**DO THIS**
Copy out each line of the material in which the word "ylabel" appears.

**ENTRIES SUPPLIED**
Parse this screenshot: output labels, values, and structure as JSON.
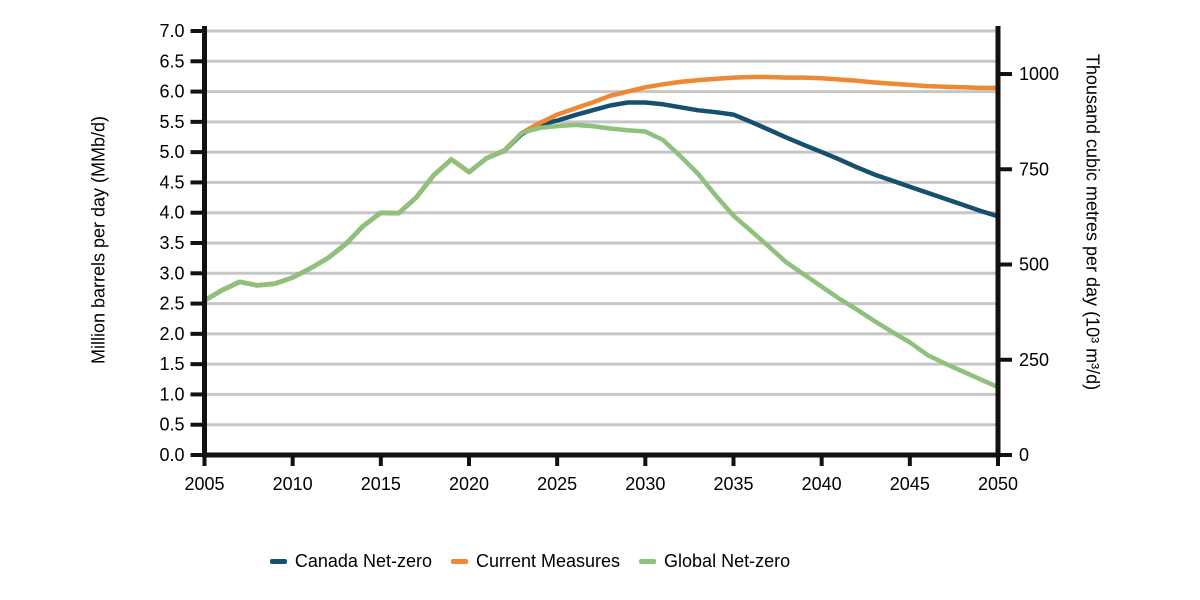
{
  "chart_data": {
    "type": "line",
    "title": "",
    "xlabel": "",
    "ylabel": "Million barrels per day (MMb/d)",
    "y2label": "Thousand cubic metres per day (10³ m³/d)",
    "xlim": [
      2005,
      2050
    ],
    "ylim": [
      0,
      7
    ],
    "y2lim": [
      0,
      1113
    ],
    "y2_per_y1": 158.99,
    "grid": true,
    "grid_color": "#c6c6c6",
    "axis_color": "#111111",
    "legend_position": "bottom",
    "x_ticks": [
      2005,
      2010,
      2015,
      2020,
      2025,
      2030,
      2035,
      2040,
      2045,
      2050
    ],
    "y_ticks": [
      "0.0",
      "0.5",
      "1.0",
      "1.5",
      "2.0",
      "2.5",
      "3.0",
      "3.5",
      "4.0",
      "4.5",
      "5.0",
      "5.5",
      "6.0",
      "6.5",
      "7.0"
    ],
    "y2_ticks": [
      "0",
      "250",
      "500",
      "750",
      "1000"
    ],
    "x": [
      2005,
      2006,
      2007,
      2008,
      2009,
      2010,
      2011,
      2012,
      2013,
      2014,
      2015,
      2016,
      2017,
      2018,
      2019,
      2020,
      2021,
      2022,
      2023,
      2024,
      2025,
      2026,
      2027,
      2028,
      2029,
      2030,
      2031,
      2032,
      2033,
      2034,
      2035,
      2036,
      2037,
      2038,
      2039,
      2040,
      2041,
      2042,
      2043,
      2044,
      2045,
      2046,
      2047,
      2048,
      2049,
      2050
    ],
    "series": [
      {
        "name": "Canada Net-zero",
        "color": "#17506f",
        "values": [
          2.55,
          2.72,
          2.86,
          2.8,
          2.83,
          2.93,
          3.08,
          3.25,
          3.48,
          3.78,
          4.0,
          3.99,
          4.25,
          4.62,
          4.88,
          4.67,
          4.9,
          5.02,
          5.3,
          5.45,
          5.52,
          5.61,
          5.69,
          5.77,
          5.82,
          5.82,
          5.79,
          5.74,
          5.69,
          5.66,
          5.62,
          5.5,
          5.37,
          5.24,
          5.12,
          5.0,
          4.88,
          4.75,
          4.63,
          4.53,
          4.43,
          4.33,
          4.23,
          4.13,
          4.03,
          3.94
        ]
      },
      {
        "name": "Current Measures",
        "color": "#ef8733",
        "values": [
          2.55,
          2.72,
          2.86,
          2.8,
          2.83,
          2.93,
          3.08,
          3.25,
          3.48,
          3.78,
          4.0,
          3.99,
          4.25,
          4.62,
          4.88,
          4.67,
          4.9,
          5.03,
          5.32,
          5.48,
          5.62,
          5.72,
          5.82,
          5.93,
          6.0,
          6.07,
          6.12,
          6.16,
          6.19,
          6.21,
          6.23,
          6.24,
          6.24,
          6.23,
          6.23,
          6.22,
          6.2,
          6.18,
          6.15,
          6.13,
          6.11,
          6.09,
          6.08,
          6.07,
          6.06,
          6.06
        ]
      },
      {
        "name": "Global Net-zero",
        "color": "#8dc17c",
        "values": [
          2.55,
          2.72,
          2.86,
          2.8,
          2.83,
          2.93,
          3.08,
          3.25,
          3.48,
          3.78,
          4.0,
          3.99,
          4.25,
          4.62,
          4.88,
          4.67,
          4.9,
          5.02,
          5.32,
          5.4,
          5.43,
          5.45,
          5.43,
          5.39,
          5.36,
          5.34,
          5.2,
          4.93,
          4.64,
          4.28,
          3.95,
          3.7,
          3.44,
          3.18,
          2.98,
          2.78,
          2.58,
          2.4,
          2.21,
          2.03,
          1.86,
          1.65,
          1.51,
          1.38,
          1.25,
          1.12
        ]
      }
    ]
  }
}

==

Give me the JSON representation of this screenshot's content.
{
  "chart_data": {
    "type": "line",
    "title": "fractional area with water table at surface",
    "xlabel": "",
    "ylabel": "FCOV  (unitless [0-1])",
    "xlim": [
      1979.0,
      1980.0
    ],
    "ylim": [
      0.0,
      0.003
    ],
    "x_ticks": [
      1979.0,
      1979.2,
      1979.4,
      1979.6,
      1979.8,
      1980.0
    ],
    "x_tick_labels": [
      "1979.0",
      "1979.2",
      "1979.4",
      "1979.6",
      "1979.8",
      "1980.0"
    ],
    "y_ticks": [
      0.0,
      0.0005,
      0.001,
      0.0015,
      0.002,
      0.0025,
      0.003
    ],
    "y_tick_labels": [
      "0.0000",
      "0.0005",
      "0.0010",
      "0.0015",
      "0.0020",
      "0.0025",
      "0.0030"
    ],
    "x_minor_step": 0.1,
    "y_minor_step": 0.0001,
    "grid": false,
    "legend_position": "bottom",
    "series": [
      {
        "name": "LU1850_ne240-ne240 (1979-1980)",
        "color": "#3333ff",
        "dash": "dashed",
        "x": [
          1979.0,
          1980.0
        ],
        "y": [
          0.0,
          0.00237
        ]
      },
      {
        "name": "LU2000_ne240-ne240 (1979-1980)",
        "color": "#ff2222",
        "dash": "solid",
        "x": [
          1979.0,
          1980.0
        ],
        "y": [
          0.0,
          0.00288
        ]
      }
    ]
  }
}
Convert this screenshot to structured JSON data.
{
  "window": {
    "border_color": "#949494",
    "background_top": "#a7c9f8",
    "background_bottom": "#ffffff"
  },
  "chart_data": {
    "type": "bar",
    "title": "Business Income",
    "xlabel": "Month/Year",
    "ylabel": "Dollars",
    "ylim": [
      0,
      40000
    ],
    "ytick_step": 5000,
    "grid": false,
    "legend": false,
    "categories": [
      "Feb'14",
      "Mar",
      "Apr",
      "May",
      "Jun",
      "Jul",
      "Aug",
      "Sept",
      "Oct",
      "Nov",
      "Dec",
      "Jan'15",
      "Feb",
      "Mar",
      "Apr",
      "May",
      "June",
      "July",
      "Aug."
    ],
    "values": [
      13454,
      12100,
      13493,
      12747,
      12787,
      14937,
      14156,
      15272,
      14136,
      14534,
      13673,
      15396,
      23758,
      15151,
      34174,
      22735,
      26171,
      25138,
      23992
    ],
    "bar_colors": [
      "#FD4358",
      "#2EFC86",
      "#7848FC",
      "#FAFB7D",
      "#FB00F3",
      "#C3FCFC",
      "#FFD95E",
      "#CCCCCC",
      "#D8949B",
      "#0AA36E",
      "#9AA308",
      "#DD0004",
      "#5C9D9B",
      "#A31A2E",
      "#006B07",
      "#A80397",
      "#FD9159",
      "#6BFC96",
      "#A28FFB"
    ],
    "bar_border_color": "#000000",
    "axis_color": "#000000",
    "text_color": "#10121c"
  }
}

**ANSWER TO THE TASK**
    "ylabel": "Million barrels per day (MMb/d)",
    "ylabel": "FCOV  (unitless [0-1])",
    "ylabel": "Dollars",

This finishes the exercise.